>> BEGIN SUPPLIED DATA

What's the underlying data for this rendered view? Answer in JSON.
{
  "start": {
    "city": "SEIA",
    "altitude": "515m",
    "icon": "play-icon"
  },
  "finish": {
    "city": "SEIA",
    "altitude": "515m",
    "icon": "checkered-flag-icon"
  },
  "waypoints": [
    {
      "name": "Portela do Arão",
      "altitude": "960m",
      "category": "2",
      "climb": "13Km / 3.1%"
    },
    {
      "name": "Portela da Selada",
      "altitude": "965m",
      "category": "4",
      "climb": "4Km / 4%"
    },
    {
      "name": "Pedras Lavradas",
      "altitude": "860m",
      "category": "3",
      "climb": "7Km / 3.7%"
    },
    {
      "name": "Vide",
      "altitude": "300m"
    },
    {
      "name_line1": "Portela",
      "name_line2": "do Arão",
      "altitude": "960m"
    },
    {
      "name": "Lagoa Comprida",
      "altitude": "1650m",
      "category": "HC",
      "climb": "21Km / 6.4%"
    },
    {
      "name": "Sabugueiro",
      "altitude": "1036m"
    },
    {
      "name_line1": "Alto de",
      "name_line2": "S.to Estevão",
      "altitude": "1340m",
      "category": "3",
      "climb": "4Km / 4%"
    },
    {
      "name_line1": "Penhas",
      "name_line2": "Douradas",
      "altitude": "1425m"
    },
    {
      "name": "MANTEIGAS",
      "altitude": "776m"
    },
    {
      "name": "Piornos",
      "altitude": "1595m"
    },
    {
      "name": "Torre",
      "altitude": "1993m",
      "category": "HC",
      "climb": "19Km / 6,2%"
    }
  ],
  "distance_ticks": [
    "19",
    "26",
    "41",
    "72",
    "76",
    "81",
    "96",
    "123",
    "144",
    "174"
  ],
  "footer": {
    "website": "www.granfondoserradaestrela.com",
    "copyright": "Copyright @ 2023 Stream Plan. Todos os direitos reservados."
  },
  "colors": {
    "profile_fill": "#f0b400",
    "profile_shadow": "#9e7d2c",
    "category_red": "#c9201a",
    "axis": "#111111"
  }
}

>> END SUPPLIED DATA

THE REQUEST:
Write the listing out again, exactly as shown above.

EXERCISE RESULT:
What's the underlying data for this rendered view? Answer in JSON.
{
  "start": {
    "city": "SEIA",
    "altitude": "515m",
    "icon": "play-icon"
  },
  "finish": {
    "city": "SEIA",
    "altitude": "515m",
    "icon": "checkered-flag-icon"
  },
  "waypoints": [
    {
      "name": "Portela do Arão",
      "altitude": "960m",
      "category": "2",
      "climb": "13Km / 3.1%"
    },
    {
      "name": "Portela da Selada",
      "altitude": "965m",
      "category": "4",
      "climb": "4Km / 4%"
    },
    {
      "name": "Pedras Lavradas",
      "altitude": "860m",
      "category": "3",
      "climb": "7Km / 3.7%"
    },
    {
      "name": "Vide",
      "altitude": "300m"
    },
    {
      "name_line1": "Portela",
      "name_line2": "do Arão",
      "altitude": "960m"
    },
    {
      "name": "Lagoa Comprida",
      "altitude": "1650m",
      "category": "HC",
      "climb": "21Km / 6.4%"
    },
    {
      "name": "Sabugueiro",
      "altitude": "1036m"
    },
    {
      "name_line1": "Alto de",
      "name_line2": "S.to Estevão",
      "altitude": "1340m",
      "category": "3",
      "climb": "4Km / 4%"
    },
    {
      "name_line1": "Penhas",
      "name_line2": "Douradas",
      "altitude": "1425m"
    },
    {
      "name": "MANTEIGAS",
      "altitude": "776m"
    },
    {
      "name": "Piornos",
      "altitude": "1595m"
    },
    {
      "name": "Torre",
      "altitude": "1993m",
      "category": "HC",
      "climb": "19Km / 6,2%"
    }
  ],
  "distance_ticks": [
    "19",
    "26",
    "41",
    "72",
    "76",
    "81",
    "96",
    "123",
    "144",
    "174"
  ],
  "footer": {
    "website": "www.granfondoserradaestrela.com",
    "copyright": "Copyright @ 2023 Stream Plan. Todos os direitos reservados."
  },
  "colors": {
    "profile_fill": "#f0b400",
    "profile_shadow": "#9e7d2c",
    "category_red": "#c9201a",
    "axis": "#111111"
  }
}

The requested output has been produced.